**Records for this exercise**

[start]

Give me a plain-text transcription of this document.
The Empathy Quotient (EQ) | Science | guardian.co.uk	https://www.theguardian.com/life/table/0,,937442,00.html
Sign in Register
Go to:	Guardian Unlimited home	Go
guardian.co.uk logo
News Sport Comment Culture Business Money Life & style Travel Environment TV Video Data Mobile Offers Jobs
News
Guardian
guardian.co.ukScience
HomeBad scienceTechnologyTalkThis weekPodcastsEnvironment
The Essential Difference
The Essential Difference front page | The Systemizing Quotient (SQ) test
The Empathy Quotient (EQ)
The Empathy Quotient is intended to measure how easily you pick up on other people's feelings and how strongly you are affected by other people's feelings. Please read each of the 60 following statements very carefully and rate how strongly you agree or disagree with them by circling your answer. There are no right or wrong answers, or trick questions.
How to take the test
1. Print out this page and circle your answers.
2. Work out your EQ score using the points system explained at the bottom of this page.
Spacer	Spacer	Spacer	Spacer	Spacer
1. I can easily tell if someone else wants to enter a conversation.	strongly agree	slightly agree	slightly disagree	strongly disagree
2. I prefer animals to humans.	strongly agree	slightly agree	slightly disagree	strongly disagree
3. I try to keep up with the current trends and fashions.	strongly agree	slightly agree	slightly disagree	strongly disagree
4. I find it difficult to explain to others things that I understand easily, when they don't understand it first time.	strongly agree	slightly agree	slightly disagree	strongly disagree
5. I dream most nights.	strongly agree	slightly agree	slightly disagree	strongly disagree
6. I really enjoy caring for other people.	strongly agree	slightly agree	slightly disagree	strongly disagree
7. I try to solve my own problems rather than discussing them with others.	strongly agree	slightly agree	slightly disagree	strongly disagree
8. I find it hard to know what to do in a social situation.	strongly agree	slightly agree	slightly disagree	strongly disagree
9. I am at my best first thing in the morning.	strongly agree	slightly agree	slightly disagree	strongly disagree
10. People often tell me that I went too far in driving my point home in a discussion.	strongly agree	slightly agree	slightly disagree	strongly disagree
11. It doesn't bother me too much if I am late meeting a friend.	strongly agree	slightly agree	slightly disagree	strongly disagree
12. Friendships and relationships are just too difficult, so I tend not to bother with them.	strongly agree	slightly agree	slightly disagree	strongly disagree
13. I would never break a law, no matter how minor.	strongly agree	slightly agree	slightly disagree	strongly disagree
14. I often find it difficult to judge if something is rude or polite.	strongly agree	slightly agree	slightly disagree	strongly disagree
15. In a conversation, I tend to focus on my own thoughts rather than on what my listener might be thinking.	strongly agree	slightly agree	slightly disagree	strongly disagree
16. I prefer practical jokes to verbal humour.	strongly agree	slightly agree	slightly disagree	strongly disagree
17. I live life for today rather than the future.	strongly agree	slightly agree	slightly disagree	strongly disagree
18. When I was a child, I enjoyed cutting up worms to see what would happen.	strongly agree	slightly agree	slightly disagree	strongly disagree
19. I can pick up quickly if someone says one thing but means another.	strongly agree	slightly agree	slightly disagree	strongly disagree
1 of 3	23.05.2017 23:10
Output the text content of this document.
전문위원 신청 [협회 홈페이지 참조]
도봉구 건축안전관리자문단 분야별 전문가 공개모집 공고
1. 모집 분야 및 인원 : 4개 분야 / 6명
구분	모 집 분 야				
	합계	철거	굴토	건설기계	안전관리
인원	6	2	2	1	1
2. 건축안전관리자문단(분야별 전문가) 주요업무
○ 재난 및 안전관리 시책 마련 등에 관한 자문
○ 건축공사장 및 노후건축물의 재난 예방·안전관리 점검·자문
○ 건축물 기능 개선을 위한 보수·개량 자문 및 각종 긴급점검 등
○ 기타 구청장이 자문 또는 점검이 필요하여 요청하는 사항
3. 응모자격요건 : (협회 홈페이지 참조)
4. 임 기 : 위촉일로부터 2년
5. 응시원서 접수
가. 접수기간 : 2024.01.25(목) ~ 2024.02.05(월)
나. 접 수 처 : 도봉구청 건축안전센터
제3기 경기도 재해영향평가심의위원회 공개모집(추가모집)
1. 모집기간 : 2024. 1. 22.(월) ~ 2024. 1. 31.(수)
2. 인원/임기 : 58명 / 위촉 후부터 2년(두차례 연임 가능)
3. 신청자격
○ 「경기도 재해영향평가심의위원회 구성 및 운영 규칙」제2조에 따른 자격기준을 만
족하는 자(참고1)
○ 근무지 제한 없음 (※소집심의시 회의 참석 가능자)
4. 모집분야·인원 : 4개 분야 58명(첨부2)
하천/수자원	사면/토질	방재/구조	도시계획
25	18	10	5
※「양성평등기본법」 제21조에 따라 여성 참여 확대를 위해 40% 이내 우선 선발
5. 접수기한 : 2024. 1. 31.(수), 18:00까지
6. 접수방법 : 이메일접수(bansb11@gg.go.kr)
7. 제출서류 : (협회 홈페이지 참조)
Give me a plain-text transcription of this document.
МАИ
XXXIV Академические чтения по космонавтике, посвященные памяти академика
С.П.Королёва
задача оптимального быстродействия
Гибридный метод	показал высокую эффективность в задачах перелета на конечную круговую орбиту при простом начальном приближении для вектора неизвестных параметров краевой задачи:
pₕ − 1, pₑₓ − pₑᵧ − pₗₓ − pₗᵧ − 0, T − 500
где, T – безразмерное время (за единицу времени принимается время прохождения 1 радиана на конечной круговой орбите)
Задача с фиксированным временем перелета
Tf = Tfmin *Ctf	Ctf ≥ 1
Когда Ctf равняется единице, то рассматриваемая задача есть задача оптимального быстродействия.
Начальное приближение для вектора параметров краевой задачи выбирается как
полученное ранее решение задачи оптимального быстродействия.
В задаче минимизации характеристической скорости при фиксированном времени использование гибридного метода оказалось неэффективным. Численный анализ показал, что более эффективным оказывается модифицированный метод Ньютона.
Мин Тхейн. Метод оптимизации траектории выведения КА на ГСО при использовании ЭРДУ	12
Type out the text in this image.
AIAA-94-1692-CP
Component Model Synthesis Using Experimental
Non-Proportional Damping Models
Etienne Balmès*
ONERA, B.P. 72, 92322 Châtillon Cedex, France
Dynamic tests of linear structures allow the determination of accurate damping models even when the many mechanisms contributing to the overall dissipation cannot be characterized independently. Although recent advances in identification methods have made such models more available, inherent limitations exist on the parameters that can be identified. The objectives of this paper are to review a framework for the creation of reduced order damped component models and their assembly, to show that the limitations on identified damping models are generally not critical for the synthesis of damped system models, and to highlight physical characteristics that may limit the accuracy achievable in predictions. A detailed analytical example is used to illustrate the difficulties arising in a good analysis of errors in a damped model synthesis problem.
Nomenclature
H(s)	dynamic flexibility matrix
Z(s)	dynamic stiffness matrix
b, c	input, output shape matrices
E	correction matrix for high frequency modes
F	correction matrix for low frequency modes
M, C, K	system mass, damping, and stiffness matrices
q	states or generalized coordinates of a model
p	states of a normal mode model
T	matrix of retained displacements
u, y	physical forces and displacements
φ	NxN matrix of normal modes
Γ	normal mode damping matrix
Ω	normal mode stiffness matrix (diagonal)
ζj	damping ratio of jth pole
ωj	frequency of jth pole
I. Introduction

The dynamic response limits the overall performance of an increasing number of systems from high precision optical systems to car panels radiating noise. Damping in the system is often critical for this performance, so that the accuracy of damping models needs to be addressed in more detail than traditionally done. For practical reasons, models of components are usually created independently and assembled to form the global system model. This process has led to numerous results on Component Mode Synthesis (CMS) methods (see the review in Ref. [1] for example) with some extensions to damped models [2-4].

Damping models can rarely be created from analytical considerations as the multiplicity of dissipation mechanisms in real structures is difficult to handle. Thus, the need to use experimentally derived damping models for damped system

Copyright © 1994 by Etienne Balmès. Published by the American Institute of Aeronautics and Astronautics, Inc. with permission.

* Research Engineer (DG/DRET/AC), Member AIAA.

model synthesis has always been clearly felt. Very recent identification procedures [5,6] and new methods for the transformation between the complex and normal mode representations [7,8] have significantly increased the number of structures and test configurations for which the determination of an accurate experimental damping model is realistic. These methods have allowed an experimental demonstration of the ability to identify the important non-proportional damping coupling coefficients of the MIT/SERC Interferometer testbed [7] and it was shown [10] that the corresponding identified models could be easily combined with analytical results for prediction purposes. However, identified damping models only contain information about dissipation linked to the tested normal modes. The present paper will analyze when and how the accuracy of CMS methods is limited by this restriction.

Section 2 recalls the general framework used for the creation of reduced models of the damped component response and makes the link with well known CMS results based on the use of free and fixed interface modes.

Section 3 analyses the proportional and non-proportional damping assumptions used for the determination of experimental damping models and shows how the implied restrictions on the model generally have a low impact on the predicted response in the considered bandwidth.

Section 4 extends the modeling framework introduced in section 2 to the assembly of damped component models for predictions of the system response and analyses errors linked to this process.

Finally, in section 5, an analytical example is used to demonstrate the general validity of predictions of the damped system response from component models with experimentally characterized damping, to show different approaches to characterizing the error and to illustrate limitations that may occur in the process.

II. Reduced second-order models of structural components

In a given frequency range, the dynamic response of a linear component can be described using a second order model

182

[end]

**Instruction**
Pull every line containing "재해영향평가심의위원회" from the data.

**Reply to the task**
제3기 경기도 재해영향평가심의위원회 공개모집(추가모집)
○ 「경기도 재해영향평가심의위원회 구성 및 운영 규칙」제2조에 따른 자격기준을 만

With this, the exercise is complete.